* Material provided *
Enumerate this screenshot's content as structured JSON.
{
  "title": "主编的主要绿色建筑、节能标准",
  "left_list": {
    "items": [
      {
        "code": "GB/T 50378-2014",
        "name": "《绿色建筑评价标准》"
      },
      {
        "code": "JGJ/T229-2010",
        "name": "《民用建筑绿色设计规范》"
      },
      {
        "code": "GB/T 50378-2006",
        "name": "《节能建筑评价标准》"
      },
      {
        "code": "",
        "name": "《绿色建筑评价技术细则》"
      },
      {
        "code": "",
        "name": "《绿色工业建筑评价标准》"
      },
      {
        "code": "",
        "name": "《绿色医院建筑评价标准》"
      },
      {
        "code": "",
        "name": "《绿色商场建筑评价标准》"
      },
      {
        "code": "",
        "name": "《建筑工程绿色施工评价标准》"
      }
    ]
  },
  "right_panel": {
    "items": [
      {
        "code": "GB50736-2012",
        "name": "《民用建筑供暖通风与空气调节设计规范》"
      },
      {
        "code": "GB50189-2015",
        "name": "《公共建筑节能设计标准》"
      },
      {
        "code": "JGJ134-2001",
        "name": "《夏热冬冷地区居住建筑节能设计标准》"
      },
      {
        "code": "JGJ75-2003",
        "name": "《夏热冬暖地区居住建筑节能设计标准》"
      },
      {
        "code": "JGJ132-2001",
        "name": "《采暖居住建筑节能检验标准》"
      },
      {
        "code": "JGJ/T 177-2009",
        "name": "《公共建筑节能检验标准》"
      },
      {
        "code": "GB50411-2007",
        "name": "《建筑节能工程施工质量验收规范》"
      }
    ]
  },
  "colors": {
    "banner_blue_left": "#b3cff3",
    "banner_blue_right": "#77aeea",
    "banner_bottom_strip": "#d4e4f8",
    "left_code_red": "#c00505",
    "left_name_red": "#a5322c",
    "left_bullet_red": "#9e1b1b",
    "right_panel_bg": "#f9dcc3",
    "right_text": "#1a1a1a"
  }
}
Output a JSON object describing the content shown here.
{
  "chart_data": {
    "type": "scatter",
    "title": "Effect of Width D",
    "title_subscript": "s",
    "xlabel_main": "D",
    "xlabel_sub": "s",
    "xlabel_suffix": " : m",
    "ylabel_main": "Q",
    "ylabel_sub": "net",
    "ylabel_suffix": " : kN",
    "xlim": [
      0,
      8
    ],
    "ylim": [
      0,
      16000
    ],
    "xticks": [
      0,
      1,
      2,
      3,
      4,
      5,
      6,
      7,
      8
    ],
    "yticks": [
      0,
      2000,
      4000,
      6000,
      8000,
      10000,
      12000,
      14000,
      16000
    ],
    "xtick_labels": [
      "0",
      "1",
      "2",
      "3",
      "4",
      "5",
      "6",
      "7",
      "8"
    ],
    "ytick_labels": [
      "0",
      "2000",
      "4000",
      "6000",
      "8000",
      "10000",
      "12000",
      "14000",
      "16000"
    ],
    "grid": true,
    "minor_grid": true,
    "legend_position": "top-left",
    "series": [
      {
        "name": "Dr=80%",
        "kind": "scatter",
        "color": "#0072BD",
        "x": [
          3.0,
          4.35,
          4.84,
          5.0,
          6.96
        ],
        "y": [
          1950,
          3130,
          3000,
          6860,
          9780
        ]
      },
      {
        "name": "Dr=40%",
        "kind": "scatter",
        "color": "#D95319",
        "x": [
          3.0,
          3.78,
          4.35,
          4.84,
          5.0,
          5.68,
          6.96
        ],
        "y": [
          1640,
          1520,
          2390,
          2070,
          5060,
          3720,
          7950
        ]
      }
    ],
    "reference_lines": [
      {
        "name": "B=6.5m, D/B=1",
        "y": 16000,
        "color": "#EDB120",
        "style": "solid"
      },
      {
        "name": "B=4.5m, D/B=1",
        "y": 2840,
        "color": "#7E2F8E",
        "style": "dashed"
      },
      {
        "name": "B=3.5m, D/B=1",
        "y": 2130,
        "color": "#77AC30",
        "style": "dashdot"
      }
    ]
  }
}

* Instructions to follow *
Return each entry from above without altering a single character.

* Solution below *
Enumerate this screenshot's content as structured JSON.
{
  "title": "主编的主要绿色建筑、节能标准",
  "left_list": {
    "items": [
      {
        "code": "GB/T 50378-2014",
        "name": "《绿色建筑评价标准》"
      },
      {
        "code": "JGJ/T229-2010",
        "name": "《民用建筑绿色设计规范》"
      },
      {
        "code": "GB/T 50378-2006",
        "name": "《节能建筑评价标准》"
      },
      {
        "code": "",
        "name": "《绿色建筑评价技术细则》"
      },
      {
        "code": "",
        "name": "《绿色工业建筑评价标准》"
      },
      {
        "code": "",
        "name": "《绿色医院建筑评价标准》"
      },
      {
        "code": "",
        "name": "《绿色商场建筑评价标准》"
      },
      {
        "code": "",
        "name": "《建筑工程绿色施工评价标准》"
      }
    ]
  },
  "right_panel": {
    "items": [
      {
        "code": "GB50736-2012",
        "name": "《民用建筑供暖通风与空气调节设计规范》"
      },
      {
        "code": "GB50189-2015",
        "name": "《公共建筑节能设计标准》"
      },
      {
        "code": "JGJ134-2001",
        "name": "《夏热冬冷地区居住建筑节能设计标准》"
      },
      {
        "code": "JGJ75-2003",
        "name": "《夏热冬暖地区居住建筑节能设计标准》"
      },
      {
        "code": "JGJ132-2001",
        "name": "《采暖居住建筑节能检验标准》"
      },
      {
        "code": "JGJ/T 177-2009",
        "name": "《公共建筑节能检验标准》"
      },
      {
        "code": "GB50411-2007",
        "name": "《建筑节能工程施工质量验收规范》"
      }
    ]
  },
  "colors": {
    "banner_blue_left": "#b3cff3",
    "banner_blue_right": "#77aeea",
    "banner_bottom_strip": "#d4e4f8",
    "left_code_red": "#c00505",
    "left_name_red": "#a5322c",
    "left_bullet_red": "#9e1b1b",
    "right_panel_bg": "#f9dcc3",
    "right_text": "#1a1a1a"
  }
}
Output a JSON object describing the content shown here.
{
  "chart_data": {
    "type": "scatter",
    "title": "Effect of Width D",
    "title_subscript": "s",
    "xlabel_main": "D",
    "xlabel_sub": "s",
    "xlabel_suffix": " : m",
    "ylabel_main": "Q",
    "ylabel_sub": "net",
    "ylabel_suffix": " : kN",
    "xlim": [
      0,
      8
    ],
    "ylim": [
      0,
      16000
    ],
    "xticks": [
      0,
      1,
      2,
      3,
      4,
      5,
      6,
      7,
      8
    ],
    "yticks": [
      0,
      2000,
      4000,
      6000,
      8000,
      10000,
      12000,
      14000,
      16000
    ],
    "xtick_labels": [
      "0",
      "1",
      "2",
      "3",
      "4",
      "5",
      "6",
      "7",
      "8"
    ],
    "ytick_labels": [
      "0",
      "2000",
      "4000",
      "6000",
      "8000",
      "10000",
      "12000",
      "14000",
      "16000"
    ],
    "grid": true,
    "minor_grid": true,
    "legend_position": "top-left",
    "series": [
      {
        "name": "Dr=80%",
        "kind": "scatter",
        "color": "#0072BD",
        "x": [
          3.0,
          4.35,
          4.84,
          5.0,
          6.96
        ],
        "y": [
          1950,
          3130,
          3000,
          6860,
          9780
        ]
      },
      {
        "name": "Dr=40%",
        "kind": "scatter",
        "color": "#D95319",
        "x": [
          3.0,
          3.78,
          4.35,
          4.84,
          5.0,
          5.68,
          6.96
        ],
        "y": [
          1640,
          1520,
          2390,
          2070,
          5060,
          3720,
          7950
        ]
      }
    ],
    "reference_lines": [
      {
        "name": "B=6.5m, D/B=1",
        "y": 16000,
        "color": "#EDB120",
        "style": "solid"
      },
      {
        "name": "B=4.5m, D/B=1",
        "y": 2840,
        "color": "#7E2F8E",
        "style": "dashed"
      },
      {
        "name": "B=3.5m, D/B=1",
        "y": 2130,
        "color": "#77AC30",
        "style": "dashdot"
      }
    ]
  }
}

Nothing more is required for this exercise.